**The task:** Quote the entries word for word. Omit the pictures.

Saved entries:
.....

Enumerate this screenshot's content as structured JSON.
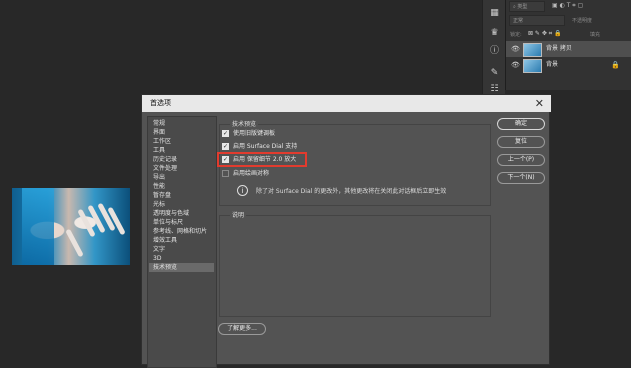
{
  "layers_panel": {
    "search_placeholder": "类型",
    "blend_mode": "正常",
    "opacity_label": "不透明度",
    "lock_label": "锁定:",
    "fill_label": "填充",
    "layers": [
      {
        "name": "背景 拷贝",
        "selected": true
      },
      {
        "name": "背景",
        "locked": true
      }
    ]
  },
  "dialog": {
    "title": "首选项",
    "close_glyph": "✕",
    "categories": [
      "常规",
      "界面",
      "工作区",
      "工具",
      "历史记录",
      "文件处理",
      "导出",
      "性能",
      "暂存盘",
      "光标",
      "透明度与色域",
      "单位与标尺",
      "参考线、网格和切片",
      "增效工具",
      "文字",
      "3D",
      "技术预览"
    ],
    "selected_category": "技术预览",
    "section_title": "技术预览",
    "options": [
      {
        "label": "使用旧版键调板",
        "checked": true
      },
      {
        "label": "启用 Surface Dial 支持",
        "checked": true
      },
      {
        "label": "启用 保留细节 2.0 放大",
        "checked": true
      },
      {
        "label": "启用绘画对称",
        "checked": false
      }
    ],
    "info_glyph": "i",
    "note": "除了对 Surface Dial 的更改外，其他更改将在关闭此对话框后立即生效",
    "description_title": "说明",
    "buttons": {
      "ok": "确定",
      "reset": "复位",
      "prev": "上一个(P)",
      "next": "下一个(N)"
    },
    "learn_more": "了解更多..."
  },
  "colors": {
    "highlight": "#e23b2e",
    "dialog_bg": "#535353",
    "titlebar_bg": "#e8e8e8"
  }
}
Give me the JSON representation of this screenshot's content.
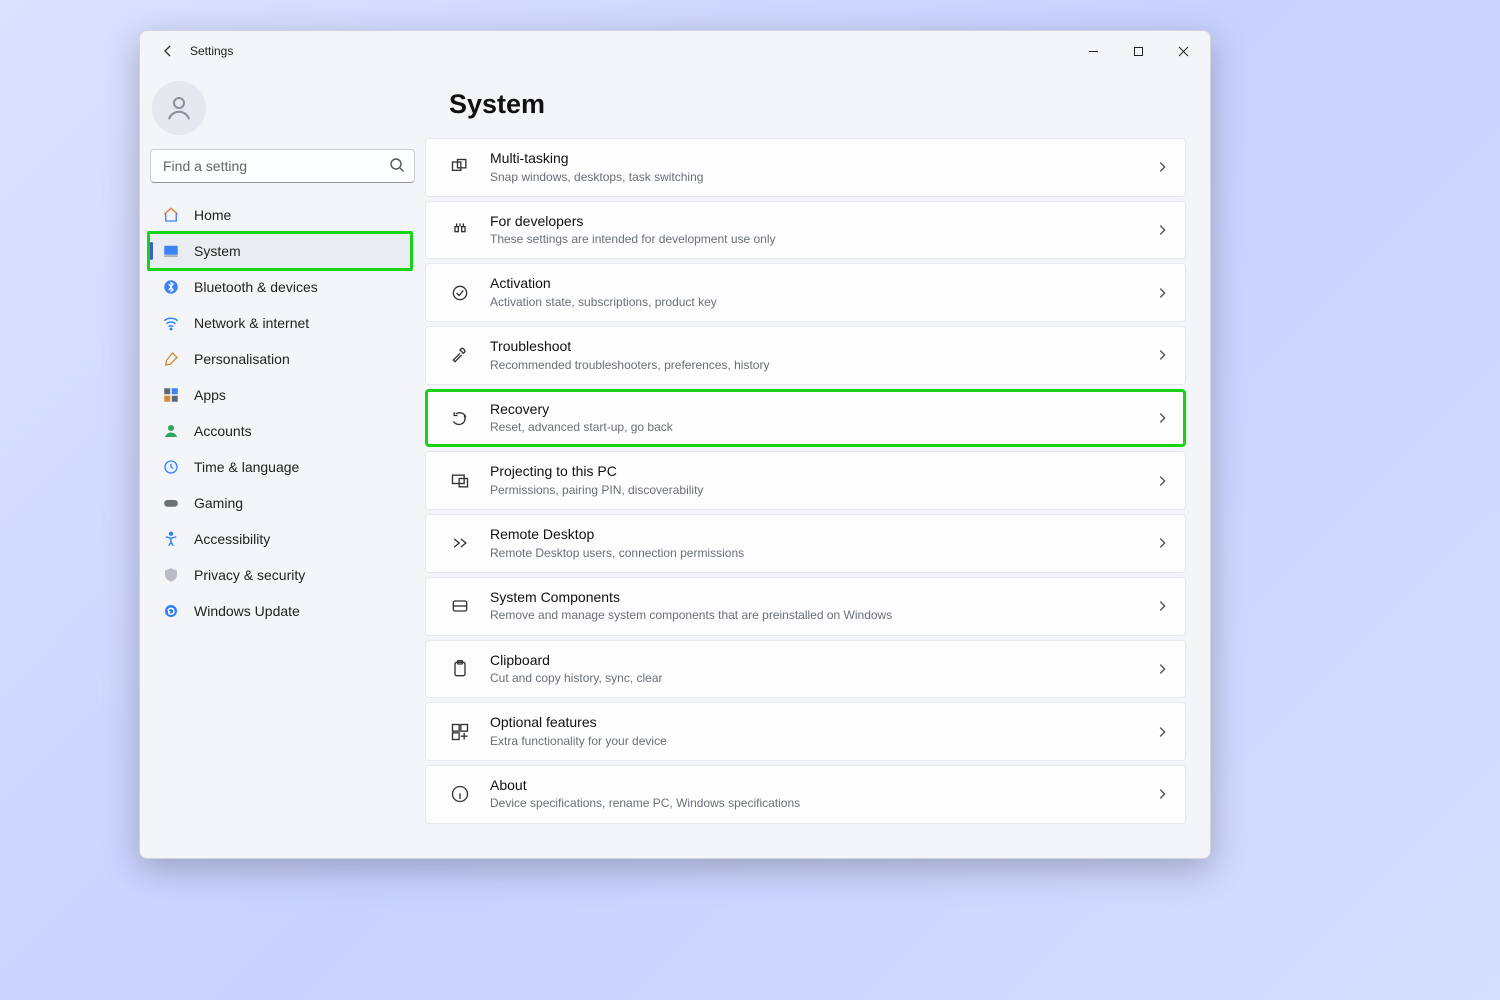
{
  "titlebar": {
    "back_tooltip": "Back",
    "title": "Settings"
  },
  "sidebar": {
    "search_placeholder": "Find a setting",
    "items": [
      {
        "label": "Home"
      },
      {
        "label": "System"
      },
      {
        "label": "Bluetooth & devices"
      },
      {
        "label": "Network & internet"
      },
      {
        "label": "Personalisation"
      },
      {
        "label": "Apps"
      },
      {
        "label": "Accounts"
      },
      {
        "label": "Time & language"
      },
      {
        "label": "Gaming"
      },
      {
        "label": "Accessibility"
      },
      {
        "label": "Privacy & security"
      },
      {
        "label": "Windows Update"
      }
    ],
    "active_index": 1,
    "highlight_index": 1
  },
  "page": {
    "title": "System",
    "cards": [
      {
        "title": "Multi-tasking",
        "desc": "Snap windows, desktops, task switching"
      },
      {
        "title": "For developers",
        "desc": "These settings are intended for development use only"
      },
      {
        "title": "Activation",
        "desc": "Activation state, subscriptions, product key"
      },
      {
        "title": "Troubleshoot",
        "desc": "Recommended troubleshooters, preferences, history"
      },
      {
        "title": "Recovery",
        "desc": "Reset, advanced start-up, go back"
      },
      {
        "title": "Projecting to this PC",
        "desc": "Permissions, pairing PIN, discoverability"
      },
      {
        "title": "Remote Desktop",
        "desc": "Remote Desktop users, connection permissions"
      },
      {
        "title": "System Components",
        "desc": "Remove and manage system components that are preinstalled on Windows"
      },
      {
        "title": "Clipboard",
        "desc": "Cut and copy history, sync, clear"
      },
      {
        "title": "Optional features",
        "desc": "Extra functionality for your device"
      },
      {
        "title": "About",
        "desc": "Device specifications, rename PC, Windows specifications"
      }
    ],
    "highlight_card_index": 4
  }
}
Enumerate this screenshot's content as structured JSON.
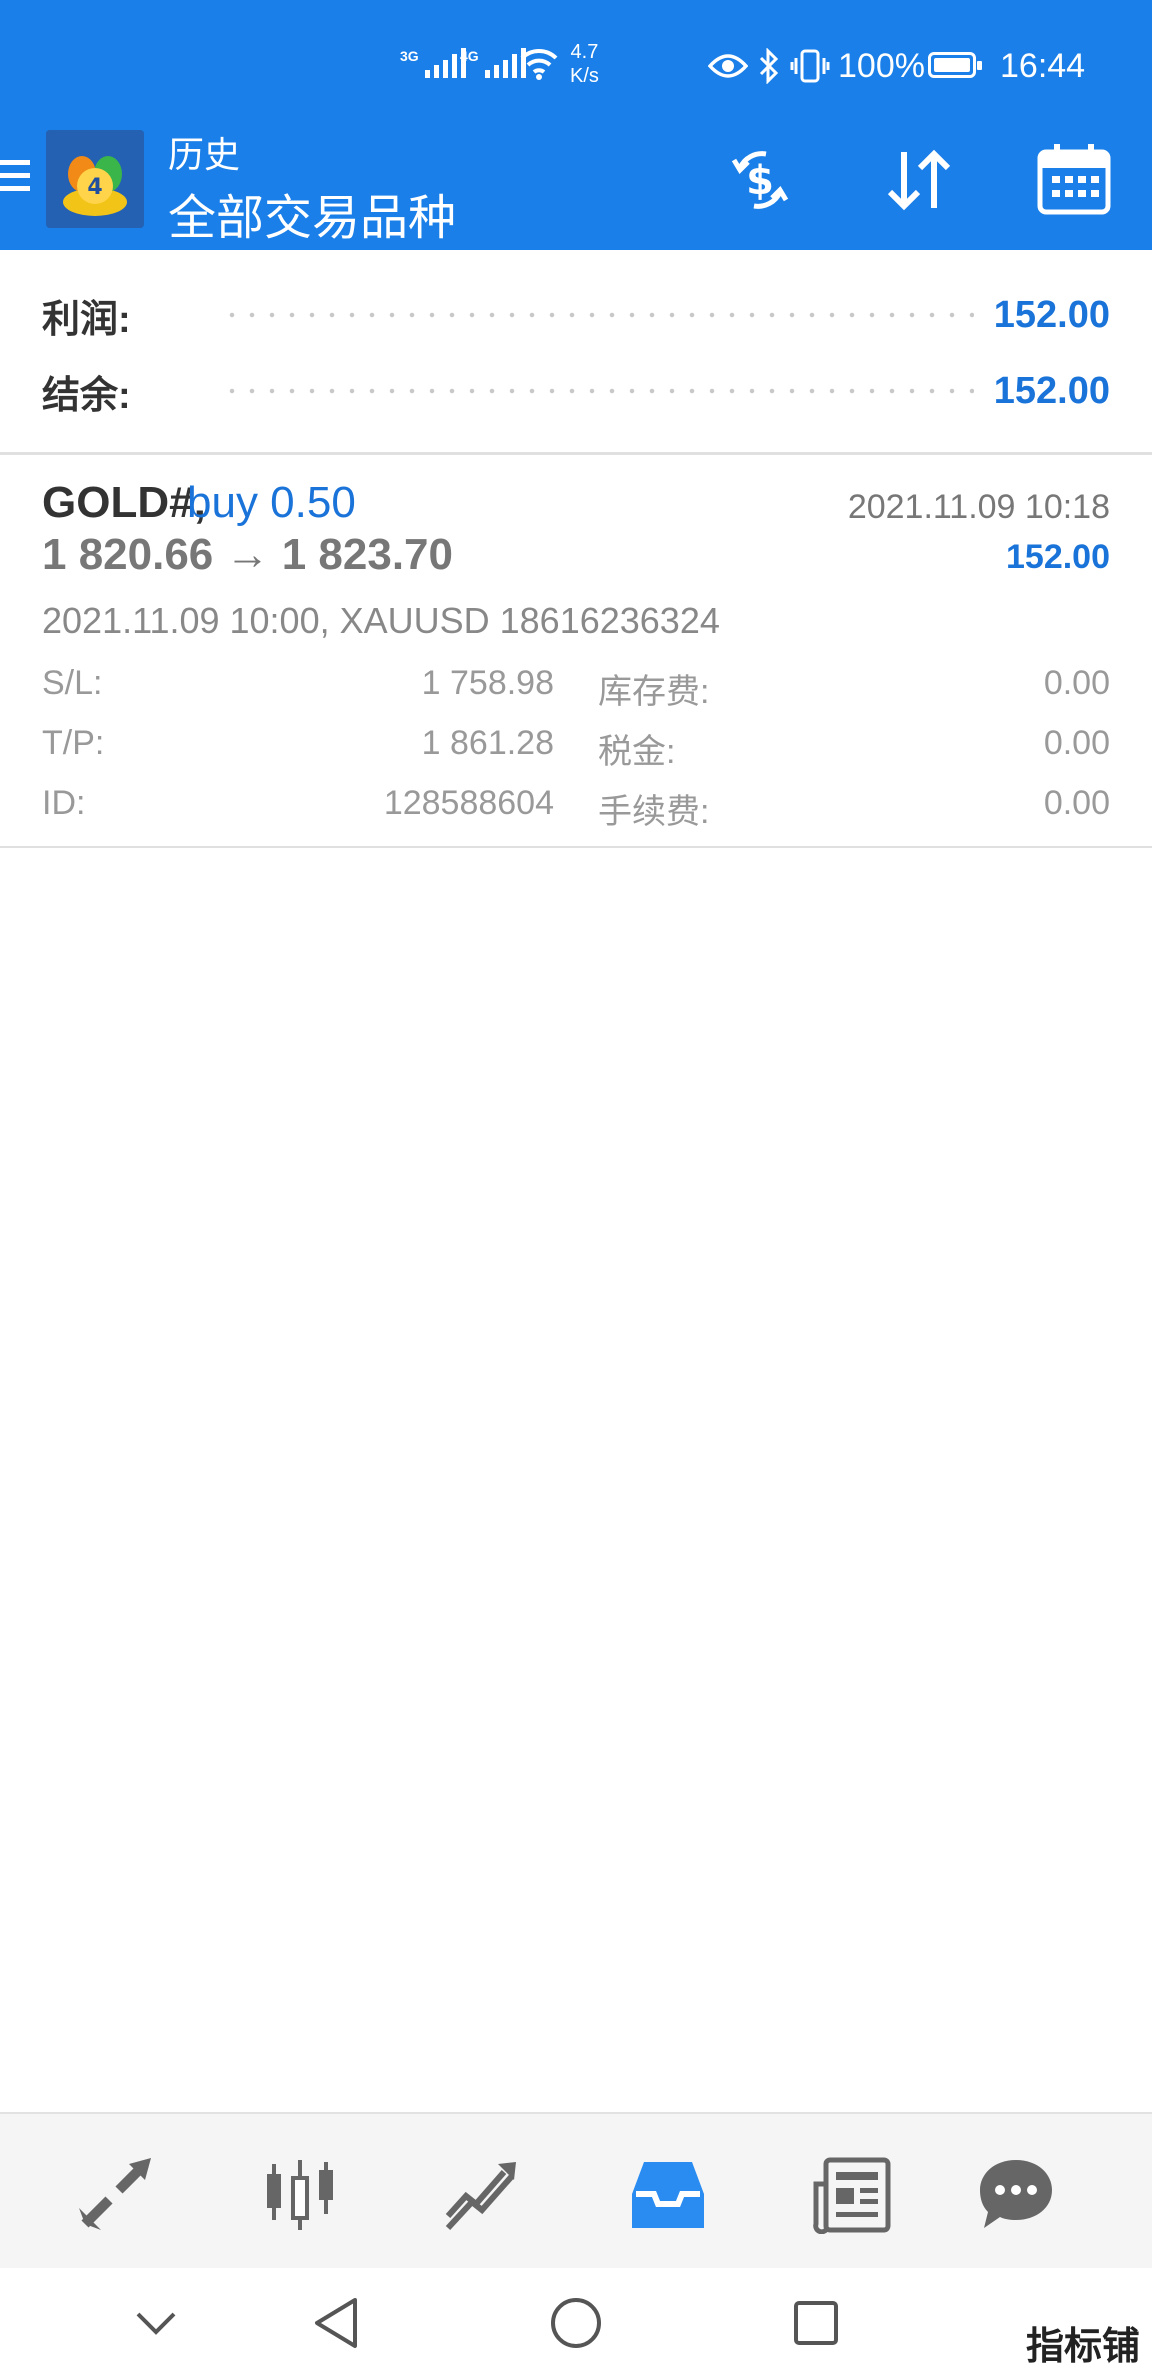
{
  "status_bar": {
    "network_1": "3G",
    "network_2": "4G",
    "speed_value": "4.7",
    "speed_unit": "K/s",
    "battery_percent": "100%",
    "battery_level": 1.0,
    "time": "16:44"
  },
  "header": {
    "subtitle": "历史",
    "title": "全部交易品种",
    "icons": [
      "balance-operations-icon",
      "sort-icon",
      "calendar-icon"
    ]
  },
  "summary": {
    "profit_label": "利润:",
    "profit_value": "152.00",
    "balance_label": "结余:",
    "balance_value": "152.00"
  },
  "deal": {
    "symbol": "GOLD#,",
    "type": "buy 0.50",
    "close_time": "2021.11.09 10:18",
    "prices": "1 820.66 → 1 823.70",
    "profit": "152.00",
    "info": "2021.11.09 10:00, XAUUSD 18616236324",
    "sl_label": "S/L:",
    "sl_value": "1 758.98",
    "tp_label": "T/P:",
    "tp_value": "1 861.28",
    "id_label": "ID:",
    "id_value": "128588604",
    "swap_label": "库存费:",
    "swap_value": "0.00",
    "tax_label": "税金:",
    "tax_value": "0.00",
    "commission_label": "手续费:",
    "commission_value": "0.00"
  },
  "tabbar": {
    "active_tab": "history",
    "tabs": [
      "quotes-icon",
      "chart-icon",
      "trade-icon",
      "history-icon",
      "news-icon",
      "chat-icon"
    ]
  },
  "system_nav": [
    "hide-keyboard-icon",
    "back-icon",
    "home-icon",
    "recents-icon"
  ],
  "watermark": "指标铺",
  "colors": {
    "header": "#1a7fe8",
    "accent": "#1a73d9"
  }
}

.....

**Answer for this exercise:**
Enumerate this screenshot's content as structured JSON.
{
  "layers_panel": {
    "search_placeholder": "类型",
    "blend_mode": "正常",
    "opacity_label": "不透明度",
    "lock_label": "锁定:",
    "fill_label": "填充",
    "layers": [
      {
        "name": "背景 拷贝",
        "selected": true
      },
      {
        "name": "背景",
        "locked": true
      }
    ]
  },
  "dialog": {
    "title": "首选项",
    "close_glyph": "✕",
    "categories": [
      "常规",
      "界面",
      "工作区",
      "工具",
      "历史记录",
      "文件处理",
      "导出",
      "性能",
      "暂存盘",
      "光标",
      "透明度与色域",
      "单位与标尺",
      "参考线、网格和切片",
      "增效工具",
      "文字",
      "3D",
      "技术预览"
    ],
    "selected_category": "技术预览",
    "section_title": "技术预览",
    "options": [
      {
        "label": "使用旧版键调板",
        "checked": true
      },
      {
        "label": "启用 Surface Dial 支持",
        "checked": true
      },
      {
        "label": "启用 保留细节 2.0 放大",
        "checked": true
      },
      {
        "label": "启用绘画对称",
        "checked": false
      }
    ],
    "info_glyph": "i",
    "note": "除了对 Surface Dial 的更改外，其他更改将在关闭此对话框后立即生效",
    "description_title": "说明",
    "buttons": {
      "ok": "确定",
      "reset": "复位",
      "prev": "上一个(P)",
      "next": "下一个(N)"
    },
    "learn_more": "了解更多..."
  },
  "colors": {
    "highlight": "#e23b2e",
    "dialog_bg": "#535353",
    "titlebar_bg": "#e8e8e8"
  }
}
Give me the JSON representation of this screenshot's content.
{
  "titlebar": {
    "back_tooltip": "Back",
    "title": "Settings"
  },
  "sidebar": {
    "search_placeholder": "Find a setting",
    "items": [
      {
        "label": "Home"
      },
      {
        "label": "System"
      },
      {
        "label": "Bluetooth & devices"
      },
      {
        "label": "Network & internet"
      },
      {
        "label": "Personalisation"
      },
      {
        "label": "Apps"
      },
      {
        "label": "Accounts"
      },
      {
        "label": "Time & language"
      },
      {
        "label": "Gaming"
      },
      {
        "label": "Accessibility"
      },
      {
        "label": "Privacy & security"
      },
      {
        "label": "Windows Update"
      }
    ],
    "active_index": 1,
    "highlight_index": 1
  },
  "page": {
    "title": "System",
    "cards": [
      {
        "title": "Multi-tasking",
        "desc": "Snap windows, desktops, task switching"
      },
      {
        "title": "For developers",
        "desc": "These settings are intended for development use only"
      },
      {
        "title": "Activation",
        "desc": "Activation state, subscriptions, product key"
      },
      {
        "title": "Troubleshoot",
        "desc": "Recommended troubleshooters, preferences, history"
      },
      {
        "title": "Recovery",
        "desc": "Reset, advanced start-up, go back"
      },
      {
        "title": "Projecting to this PC",
        "desc": "Permissions, pairing PIN, discoverability"
      },
      {
        "title": "Remote Desktop",
        "desc": "Remote Desktop users, connection permissions"
      },
      {
        "title": "System Components",
        "desc": "Remove and manage system components that are preinstalled on Windows"
      },
      {
        "title": "Clipboard",
        "desc": "Cut and copy history, sync, clear"
      },
      {
        "title": "Optional features",
        "desc": "Extra functionality for your device"
      },
      {
        "title": "About",
        "desc": "Device specifications, rename PC, Windows specifications"
      }
    ],
    "highlight_card_index": 4
  }
}
Enumerate this screenshot's content as structured JSON.
{
  "status_bar": {
    "network_1": "3G",
    "network_2": "4G",
    "speed_value": "4.7",
    "speed_unit": "K/s",
    "battery_percent": "100%",
    "battery_level": 1.0,
    "time": "16:44"
  },
  "header": {
    "subtitle": "历史",
    "title": "全部交易品种",
    "icons": [
      "balance-operations-icon",
      "sort-icon",
      "calendar-icon"
    ]
  },
  "summary": {
    "profit_label": "利润:",
    "profit_value": "152.00",
    "balance_label": "结余:",
    "balance_value": "152.00"
  },
  "deal": {
    "symbol": "GOLD#,",
    "type": "buy 0.50",
    "close_time": "2021.11.09 10:18",
    "prices": "1 820.66 → 1 823.70",
    "profit": "152.00",
    "info": "2021.11.09 10:00, XAUUSD 18616236324",
    "sl_label": "S/L:",
    "sl_value": "1 758.98",
    "tp_label": "T/P:",
    "tp_value": "1 861.28",
    "id_label": "ID:",
    "id_value": "128588604",
    "swap_label": "库存费:",
    "swap_value": "0.00",
    "tax_label": "税金:",
    "tax_value": "0.00",
    "commission_label": "手续费:",
    "commission_value": "0.00"
  },
  "tabbar": {
    "active_tab": "history",
    "tabs": [
      "quotes-icon",
      "chart-icon",
      "trade-icon",
      "history-icon",
      "news-icon",
      "chat-icon"
    ]
  },
  "system_nav": [
    "hide-keyboard-icon",
    "back-icon",
    "home-icon",
    "recents-icon"
  ],
  "watermark": "指标铺",
  "colors": {
    "header": "#1a7fe8",
    "accent": "#1a73d9"
  }
}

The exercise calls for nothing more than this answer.